- **TO DO**:
Can you render the rows below as a Markdown table with two columns, Line No. and Text, giving each nonblank line its number and its text and leaving out the blank lines and the pictures?
============================================================
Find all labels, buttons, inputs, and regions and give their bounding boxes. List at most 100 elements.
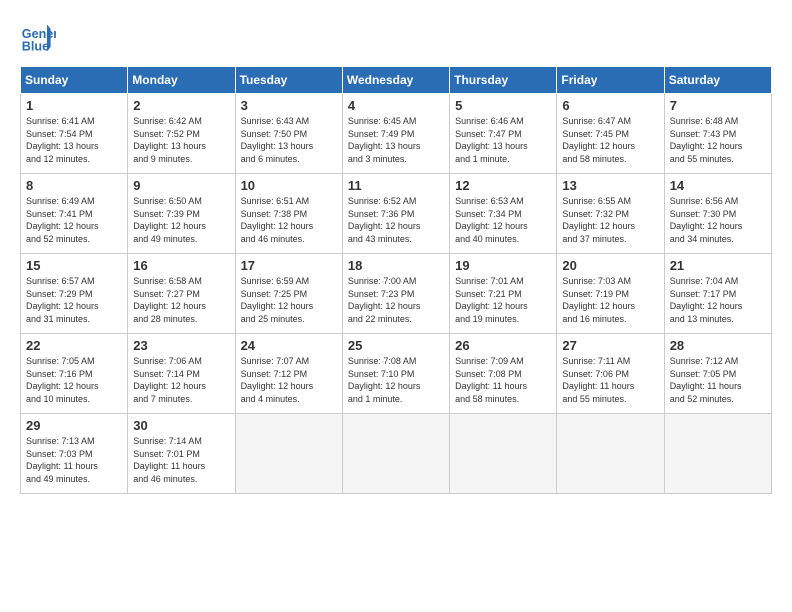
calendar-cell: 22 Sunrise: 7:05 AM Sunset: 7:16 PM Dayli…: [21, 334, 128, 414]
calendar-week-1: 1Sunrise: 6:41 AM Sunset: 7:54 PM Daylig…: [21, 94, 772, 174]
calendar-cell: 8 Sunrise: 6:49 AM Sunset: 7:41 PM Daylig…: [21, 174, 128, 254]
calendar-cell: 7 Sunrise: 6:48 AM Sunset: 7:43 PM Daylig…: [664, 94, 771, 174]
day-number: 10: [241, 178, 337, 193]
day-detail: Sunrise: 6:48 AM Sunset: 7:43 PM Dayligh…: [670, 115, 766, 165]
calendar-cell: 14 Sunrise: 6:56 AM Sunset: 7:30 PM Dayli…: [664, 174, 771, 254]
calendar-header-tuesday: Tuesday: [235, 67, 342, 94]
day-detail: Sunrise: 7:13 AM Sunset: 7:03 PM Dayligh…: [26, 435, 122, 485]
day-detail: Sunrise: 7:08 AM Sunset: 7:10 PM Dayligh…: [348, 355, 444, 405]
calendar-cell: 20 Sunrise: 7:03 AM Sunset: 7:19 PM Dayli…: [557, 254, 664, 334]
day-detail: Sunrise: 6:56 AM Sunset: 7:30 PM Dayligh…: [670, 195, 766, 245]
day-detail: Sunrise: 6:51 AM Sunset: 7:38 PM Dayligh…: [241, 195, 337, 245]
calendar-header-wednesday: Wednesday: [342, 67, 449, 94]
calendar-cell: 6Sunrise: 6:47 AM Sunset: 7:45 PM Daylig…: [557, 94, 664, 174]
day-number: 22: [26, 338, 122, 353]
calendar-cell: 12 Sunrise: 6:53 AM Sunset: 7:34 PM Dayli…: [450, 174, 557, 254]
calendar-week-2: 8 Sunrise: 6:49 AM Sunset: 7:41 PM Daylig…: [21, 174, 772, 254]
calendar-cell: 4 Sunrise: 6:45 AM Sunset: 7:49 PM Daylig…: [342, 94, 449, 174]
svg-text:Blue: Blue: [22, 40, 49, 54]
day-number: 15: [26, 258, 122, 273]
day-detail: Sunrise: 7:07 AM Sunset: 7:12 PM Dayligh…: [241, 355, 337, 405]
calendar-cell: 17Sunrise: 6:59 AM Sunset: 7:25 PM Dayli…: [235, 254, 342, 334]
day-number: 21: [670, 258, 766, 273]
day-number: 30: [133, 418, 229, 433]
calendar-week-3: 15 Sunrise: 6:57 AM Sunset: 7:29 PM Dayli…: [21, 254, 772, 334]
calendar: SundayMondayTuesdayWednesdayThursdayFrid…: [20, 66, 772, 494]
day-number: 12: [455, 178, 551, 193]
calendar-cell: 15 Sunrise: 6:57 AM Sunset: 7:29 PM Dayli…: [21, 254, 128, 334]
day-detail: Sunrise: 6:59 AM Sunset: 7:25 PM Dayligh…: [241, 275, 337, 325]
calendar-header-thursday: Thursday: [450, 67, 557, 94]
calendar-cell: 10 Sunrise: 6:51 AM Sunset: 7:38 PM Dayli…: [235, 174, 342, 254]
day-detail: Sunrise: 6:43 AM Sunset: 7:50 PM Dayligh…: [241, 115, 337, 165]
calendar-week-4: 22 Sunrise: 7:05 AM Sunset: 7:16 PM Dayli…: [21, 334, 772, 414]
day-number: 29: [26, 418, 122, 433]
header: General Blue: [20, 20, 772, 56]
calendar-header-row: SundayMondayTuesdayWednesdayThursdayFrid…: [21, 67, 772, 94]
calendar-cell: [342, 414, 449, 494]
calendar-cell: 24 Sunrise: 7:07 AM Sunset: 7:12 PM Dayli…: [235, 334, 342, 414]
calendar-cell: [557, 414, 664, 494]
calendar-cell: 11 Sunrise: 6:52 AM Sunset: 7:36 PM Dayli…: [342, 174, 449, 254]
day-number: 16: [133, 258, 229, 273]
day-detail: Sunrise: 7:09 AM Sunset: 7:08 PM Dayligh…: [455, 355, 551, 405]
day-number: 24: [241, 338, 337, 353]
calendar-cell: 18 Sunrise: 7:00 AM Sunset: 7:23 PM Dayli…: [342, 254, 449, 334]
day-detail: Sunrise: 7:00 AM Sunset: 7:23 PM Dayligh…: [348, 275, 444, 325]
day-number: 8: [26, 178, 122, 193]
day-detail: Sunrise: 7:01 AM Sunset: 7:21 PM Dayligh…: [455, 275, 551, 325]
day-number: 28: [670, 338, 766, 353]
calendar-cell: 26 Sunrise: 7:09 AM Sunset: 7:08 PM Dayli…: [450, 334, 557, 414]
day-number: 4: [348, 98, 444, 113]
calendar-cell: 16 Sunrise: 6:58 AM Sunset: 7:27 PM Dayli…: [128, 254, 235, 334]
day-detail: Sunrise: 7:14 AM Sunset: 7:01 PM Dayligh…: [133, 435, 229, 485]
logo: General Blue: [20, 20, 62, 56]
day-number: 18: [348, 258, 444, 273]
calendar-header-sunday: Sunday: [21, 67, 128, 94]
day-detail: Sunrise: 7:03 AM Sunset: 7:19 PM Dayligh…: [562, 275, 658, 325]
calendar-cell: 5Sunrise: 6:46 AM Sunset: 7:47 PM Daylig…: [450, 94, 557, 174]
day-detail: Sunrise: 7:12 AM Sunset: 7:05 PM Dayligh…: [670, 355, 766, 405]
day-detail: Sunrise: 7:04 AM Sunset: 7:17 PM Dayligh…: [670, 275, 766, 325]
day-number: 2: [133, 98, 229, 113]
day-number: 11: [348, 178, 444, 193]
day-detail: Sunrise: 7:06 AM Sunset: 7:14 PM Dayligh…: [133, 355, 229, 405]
============================================================
- **RESPONSE BELOW**:
| Line No. | Text |
|---|---|
| 1 | Find all labels, buttons, inputs, and regions and give their bounding boxes. List at most 100 elements. |
| 2 | calendar-cell: 22 Sunrise: 7:05 AM Sunset: 7:16 PM Dayli…: [21, 334, 128, 414] |
| 3 | calendar-week-1: 1Sunrise: 6:41 AM Sunset: 7:54 PM Daylig…: [21, 94, 772, 174] |
| 4 | calendar-cell: 8 Sunrise: 6:49 AM Sunset: 7:41 PM Daylig…: [21, 174, 128, 254] |
| 5 | calendar-cell: 7 Sunrise: 6:48 AM Sunset: 7:43 PM Daylig…: [664, 94, 771, 174] |
| 6 | day-number: 10: [241, 178, 337, 193] |
| 7 | day-detail: Sunrise: 6:48 AM Sunset: 7:43 PM Dayligh…: [670, 115, 766, 165] |
| 8 | calendar-cell: 14 Sunrise: 6:56 AM Sunset: 7:30 PM Dayli…: [664, 174, 771, 254] |
| 9 | calendar-header-tuesday: Tuesday: [235, 67, 342, 94] |
| 10 | day-detail: Sunrise: 7:13 AM Sunset: 7:03 PM Dayligh…: [26, 435, 122, 485] |
| 11 | day-detail: Sunrise: 7:08 AM Sunset: 7:10 PM Dayligh…: [348, 355, 444, 405] |
| 12 | calendar-cell: 20 Sunrise: 7:03 AM Sunset: 7:19 PM Dayli…: [557, 254, 664, 334] |
| 13 | day-detail: Sunrise: 6:56 AM Sunset: 7:30 PM Dayligh…: [670, 195, 766, 245] |
| 14 | day-detail: Sunrise: 6:51 AM Sunset: 7:38 PM Dayligh…: [241, 195, 337, 245] |
| 15 | calendar-header-wednesday: Wednesday: [342, 67, 449, 94] |
| 16 | calendar-cell: 6Sunrise: 6:47 AM Sunset: 7:45 PM Daylig…: [557, 94, 664, 174] |
| 17 | day-number: 22: [26, 338, 122, 353] |
| 18 | calendar-cell: 12 Sunrise: 6:53 AM Sunset: 7:34 PM Dayli…: [450, 174, 557, 254] |
| 19 | calendar-week-2: 8 Sunrise: 6:49 AM Sunset: 7:41 PM Daylig…: [21, 174, 772, 254] |
| 20 | calendar-cell: 4 Sunrise: 6:45 AM Sunset: 7:49 PM Daylig…: [342, 94, 449, 174] |
| 21 | svg-text:Blue: Blue: [22, 40, 49, 54] |
| 22 | day-number: 15: [26, 258, 122, 273] |
| 23 | day-detail: Sunrise: 7:07 AM Sunset: 7:12 PM Dayligh…: [241, 355, 337, 405] |
| 24 | calendar-cell: 17Sunrise: 6:59 AM Sunset: 7:25 PM Dayli…: [235, 254, 342, 334] |
| 25 | day-number: 21: [670, 258, 766, 273] |
| 26 | day-number: 30: [133, 418, 229, 433] |
| 27 | calendar-week-3: 15 Sunrise: 6:57 AM Sunset: 7:29 PM Dayli…: [21, 254, 772, 334] |
| 28 | calendar: SundayMondayTuesdayWednesdayThursdayFrid…: [20, 66, 772, 494] |
| 29 | day-number: 12: [455, 178, 551, 193] |
| 30 | calendar-cell: 15 Sunrise: 6:57 AM Sunset: 7:29 PM Dayli…: [21, 254, 128, 334] |
| 31 | day-detail: Sunrise: 6:59 AM Sunset: 7:25 PM Dayligh…: [241, 275, 337, 325] |
| 32 | calendar-header-thursday: Thursday: [450, 67, 557, 94] |
| 33 | calendar-cell: 10 Sunrise: 6:51 AM Sunset: 7:38 PM Dayli…: [235, 174, 342, 254] |
| 34 | day-detail: Sunrise: 6:43 AM Sunset: 7:50 PM Dayligh…: [241, 115, 337, 165] |
| 35 | calendar-week-4: 22 Sunrise: 7:05 AM Sunset: 7:16 PM Dayli…: [21, 334, 772, 414] |
| 36 | day-number: 29: [26, 418, 122, 433] |
| 37 | header: General Blue: [20, 20, 772, 56] |
| 38 | calendar-header-row: SundayMondayTuesdayWednesdayThursdayFrid…: [21, 67, 772, 94] |
| 39 | calendar-cell: [342, 414, 449, 494] |
| 40 | calendar-cell: 24 Sunrise: 7:07 AM Sunset: 7:12 PM Dayli…: [235, 334, 342, 414] |
| 41 | calendar-cell: [557, 414, 664, 494] |
| 42 | calendar-cell: 11 Sunrise: 6:52 AM Sunset: 7:36 PM Dayli…: [342, 174, 449, 254] |
| 43 | day-number: 16: [133, 258, 229, 273] |
| 44 | day-detail: Sunrise: 7:09 AM Sunset: 7:08 PM Dayligh…: [455, 355, 551, 405] |
| 45 | day-number: 24: [241, 338, 337, 353] |
| 46 | calendar-cell: 18 Sunrise: 7:00 AM Sunset: 7:23 PM Dayli…: [342, 254, 449, 334] |
| 47 | day-detail: Sunrise: 7:00 AM Sunset: 7:23 PM Dayligh…: [348, 275, 444, 325] |
| 48 | day-number: 8: [26, 178, 122, 193] |
| 49 | day-detail: Sunrise: 7:01 AM Sunset: 7:21 PM Dayligh…: [455, 275, 551, 325] |
| 50 | day-number: 28: [670, 338, 766, 353] |
| 51 | calendar-cell: 26 Sunrise: 7:09 AM Sunset: 7:08 PM Dayli…: [450, 334, 557, 414] |
| 52 | day-number: 4: [348, 98, 444, 113] |
| 53 | calendar-cell: 16 Sunrise: 6:58 AM Sunset: 7:27 PM Dayli…: [128, 254, 235, 334] |
| 54 | day-detail: Sunrise: 7:14 AM Sunset: 7:01 PM Dayligh…: [133, 435, 229, 485] |
| 55 | logo: General Blue: [20, 20, 62, 56] |
| 56 | day-number: 18: [348, 258, 444, 273] |
| 57 | calendar-header-sunday: Sunday: [21, 67, 128, 94] |
| 58 | day-detail: Sunrise: 7:03 AM Sunset: 7:19 PM Dayligh…: [562, 275, 658, 325] |
| 59 | calendar-cell: 5Sunrise: 6:46 AM Sunset: 7:47 PM Daylig…: [450, 94, 557, 174] |
| 60 | day-detail: Sunrise: 7:12 AM Sunset: 7:05 PM Dayligh…: [670, 355, 766, 405] |
| 61 | day-detail: Sunrise: 7:04 AM Sunset: 7:17 PM Dayligh…: [670, 275, 766, 325] |
| 62 | day-number: 2: [133, 98, 229, 113] |
| 63 | day-number: 11: [348, 178, 444, 193] |
| 64 | day-detail: Sunrise: 7:06 AM Sunset: 7:14 PM Dayligh…: [133, 355, 229, 405] |